>> begin Input
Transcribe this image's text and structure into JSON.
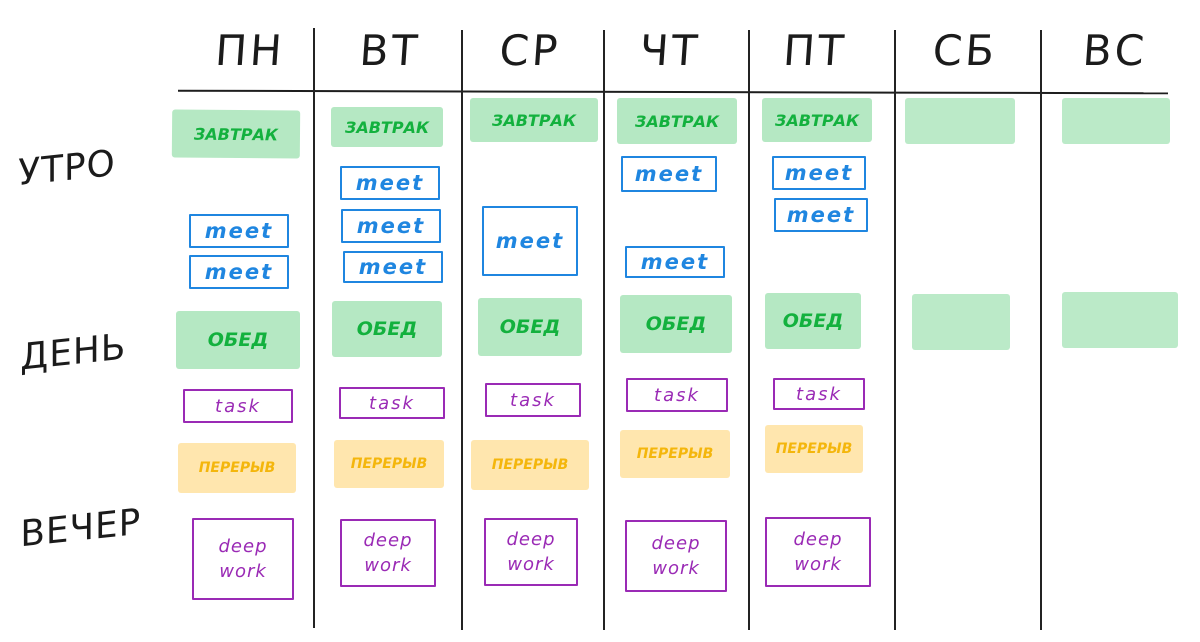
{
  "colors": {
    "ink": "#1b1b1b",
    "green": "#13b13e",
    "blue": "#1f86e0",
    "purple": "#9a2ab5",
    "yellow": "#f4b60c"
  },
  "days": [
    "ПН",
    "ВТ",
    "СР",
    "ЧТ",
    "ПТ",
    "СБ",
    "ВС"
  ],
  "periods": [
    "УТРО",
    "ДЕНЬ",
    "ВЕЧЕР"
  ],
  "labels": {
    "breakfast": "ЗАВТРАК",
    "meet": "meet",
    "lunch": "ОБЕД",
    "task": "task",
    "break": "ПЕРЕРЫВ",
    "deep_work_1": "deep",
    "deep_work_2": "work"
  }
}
>> end Input
>> begin Input
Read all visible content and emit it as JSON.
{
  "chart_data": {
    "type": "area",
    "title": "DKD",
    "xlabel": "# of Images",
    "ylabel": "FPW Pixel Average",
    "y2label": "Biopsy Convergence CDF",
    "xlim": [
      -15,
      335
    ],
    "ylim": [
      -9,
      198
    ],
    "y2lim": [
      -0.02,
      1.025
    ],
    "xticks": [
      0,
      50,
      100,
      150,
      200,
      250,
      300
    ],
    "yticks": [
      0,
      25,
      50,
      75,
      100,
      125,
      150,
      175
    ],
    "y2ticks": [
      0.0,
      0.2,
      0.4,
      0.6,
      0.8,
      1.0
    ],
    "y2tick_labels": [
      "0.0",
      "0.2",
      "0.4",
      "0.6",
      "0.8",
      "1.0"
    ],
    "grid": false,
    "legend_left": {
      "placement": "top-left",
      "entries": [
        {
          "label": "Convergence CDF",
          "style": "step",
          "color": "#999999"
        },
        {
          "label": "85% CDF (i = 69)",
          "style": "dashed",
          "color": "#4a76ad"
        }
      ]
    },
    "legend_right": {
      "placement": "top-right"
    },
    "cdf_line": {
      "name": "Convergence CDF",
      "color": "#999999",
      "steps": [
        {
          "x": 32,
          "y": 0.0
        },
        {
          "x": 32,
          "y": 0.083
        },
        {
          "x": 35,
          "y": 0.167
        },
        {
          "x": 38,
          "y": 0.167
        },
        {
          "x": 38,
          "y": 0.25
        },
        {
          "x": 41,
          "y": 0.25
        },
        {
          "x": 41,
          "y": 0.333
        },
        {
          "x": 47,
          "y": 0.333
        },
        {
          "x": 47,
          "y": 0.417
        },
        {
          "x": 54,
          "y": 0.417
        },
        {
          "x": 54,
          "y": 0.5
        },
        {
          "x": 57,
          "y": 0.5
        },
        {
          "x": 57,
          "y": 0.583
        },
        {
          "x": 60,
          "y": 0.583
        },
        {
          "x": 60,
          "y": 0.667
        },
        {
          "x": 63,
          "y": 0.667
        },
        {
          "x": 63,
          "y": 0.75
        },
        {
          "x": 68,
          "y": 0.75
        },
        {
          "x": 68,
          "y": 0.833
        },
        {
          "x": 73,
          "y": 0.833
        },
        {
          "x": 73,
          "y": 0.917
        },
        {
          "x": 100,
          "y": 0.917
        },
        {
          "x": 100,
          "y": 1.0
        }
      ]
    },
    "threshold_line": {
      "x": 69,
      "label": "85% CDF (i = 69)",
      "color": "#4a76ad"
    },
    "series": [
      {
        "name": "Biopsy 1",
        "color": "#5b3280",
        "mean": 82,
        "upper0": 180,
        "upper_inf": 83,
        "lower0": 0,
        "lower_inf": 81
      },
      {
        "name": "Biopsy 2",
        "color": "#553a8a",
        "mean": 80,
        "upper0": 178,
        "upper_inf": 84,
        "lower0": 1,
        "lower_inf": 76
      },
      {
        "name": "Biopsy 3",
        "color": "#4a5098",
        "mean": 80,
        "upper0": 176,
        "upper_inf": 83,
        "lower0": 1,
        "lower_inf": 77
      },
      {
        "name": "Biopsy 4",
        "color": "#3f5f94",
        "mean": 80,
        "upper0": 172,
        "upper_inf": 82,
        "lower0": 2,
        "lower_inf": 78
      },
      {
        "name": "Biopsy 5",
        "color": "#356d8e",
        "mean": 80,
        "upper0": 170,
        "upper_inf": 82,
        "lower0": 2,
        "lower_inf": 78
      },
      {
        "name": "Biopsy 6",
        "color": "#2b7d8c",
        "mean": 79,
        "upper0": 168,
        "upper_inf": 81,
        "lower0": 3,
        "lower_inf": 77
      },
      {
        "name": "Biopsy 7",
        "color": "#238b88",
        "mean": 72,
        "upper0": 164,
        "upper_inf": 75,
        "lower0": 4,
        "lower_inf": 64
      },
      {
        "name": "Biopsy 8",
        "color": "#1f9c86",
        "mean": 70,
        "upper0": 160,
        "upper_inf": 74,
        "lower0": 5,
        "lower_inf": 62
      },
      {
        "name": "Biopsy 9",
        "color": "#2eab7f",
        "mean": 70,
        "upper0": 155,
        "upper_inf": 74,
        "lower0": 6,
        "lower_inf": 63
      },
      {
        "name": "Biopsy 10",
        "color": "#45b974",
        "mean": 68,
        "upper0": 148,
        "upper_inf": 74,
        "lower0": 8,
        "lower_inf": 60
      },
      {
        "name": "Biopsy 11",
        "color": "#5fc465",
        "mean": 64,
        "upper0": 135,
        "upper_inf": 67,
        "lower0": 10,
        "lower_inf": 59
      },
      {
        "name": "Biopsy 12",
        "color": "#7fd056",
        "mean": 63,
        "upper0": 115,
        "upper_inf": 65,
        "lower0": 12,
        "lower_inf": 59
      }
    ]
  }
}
>> end Input
>> begin Input
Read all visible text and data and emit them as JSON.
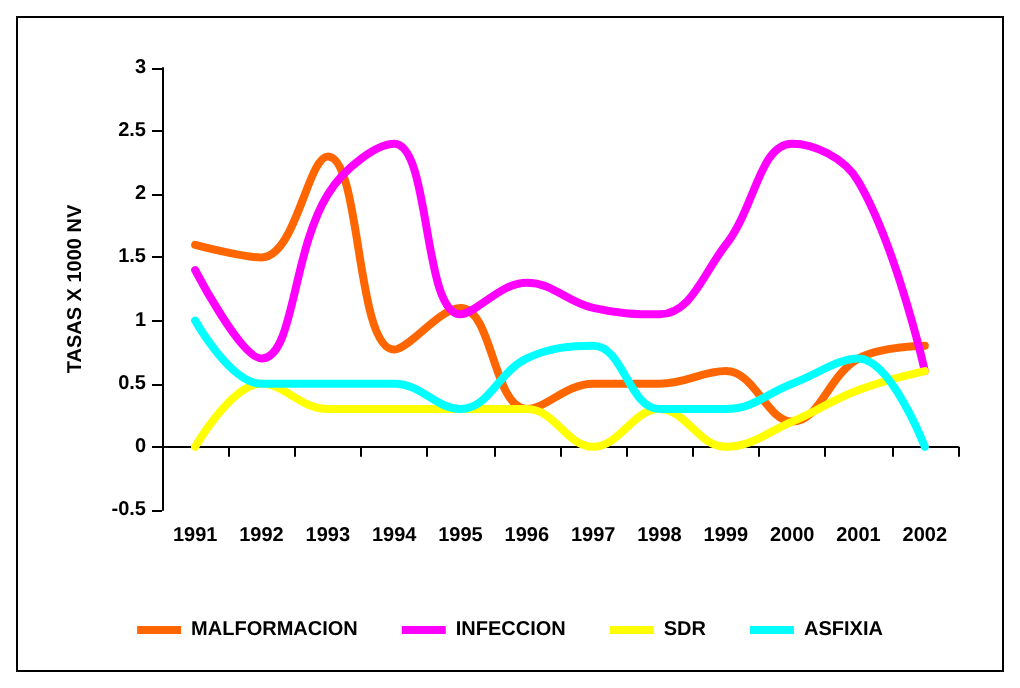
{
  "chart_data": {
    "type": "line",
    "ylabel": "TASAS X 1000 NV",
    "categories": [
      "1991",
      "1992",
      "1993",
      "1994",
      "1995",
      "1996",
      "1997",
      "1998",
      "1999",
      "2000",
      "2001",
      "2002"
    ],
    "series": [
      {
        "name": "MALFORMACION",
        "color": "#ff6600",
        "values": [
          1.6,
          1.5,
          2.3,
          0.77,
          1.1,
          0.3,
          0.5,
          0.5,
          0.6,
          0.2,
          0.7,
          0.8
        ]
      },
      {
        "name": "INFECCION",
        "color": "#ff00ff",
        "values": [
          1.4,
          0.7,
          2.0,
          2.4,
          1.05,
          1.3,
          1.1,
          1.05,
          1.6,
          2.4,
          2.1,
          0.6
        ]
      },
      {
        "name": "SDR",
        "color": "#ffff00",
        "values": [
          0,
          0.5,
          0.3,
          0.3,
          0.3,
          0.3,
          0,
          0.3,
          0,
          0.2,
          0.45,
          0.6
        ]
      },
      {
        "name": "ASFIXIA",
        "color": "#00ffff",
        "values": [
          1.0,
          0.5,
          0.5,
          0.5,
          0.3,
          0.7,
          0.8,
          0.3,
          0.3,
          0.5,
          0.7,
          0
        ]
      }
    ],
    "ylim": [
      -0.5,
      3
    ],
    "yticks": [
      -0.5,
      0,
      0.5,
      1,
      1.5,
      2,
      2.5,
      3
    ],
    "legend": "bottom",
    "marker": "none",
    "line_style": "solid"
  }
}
>> end Input
Brief >>
From the listing above, pick out every line containing "text".

Problem solution >>
Transcribe this image's text and structure into JSON.
Read all visible text and data and emit them as JSON.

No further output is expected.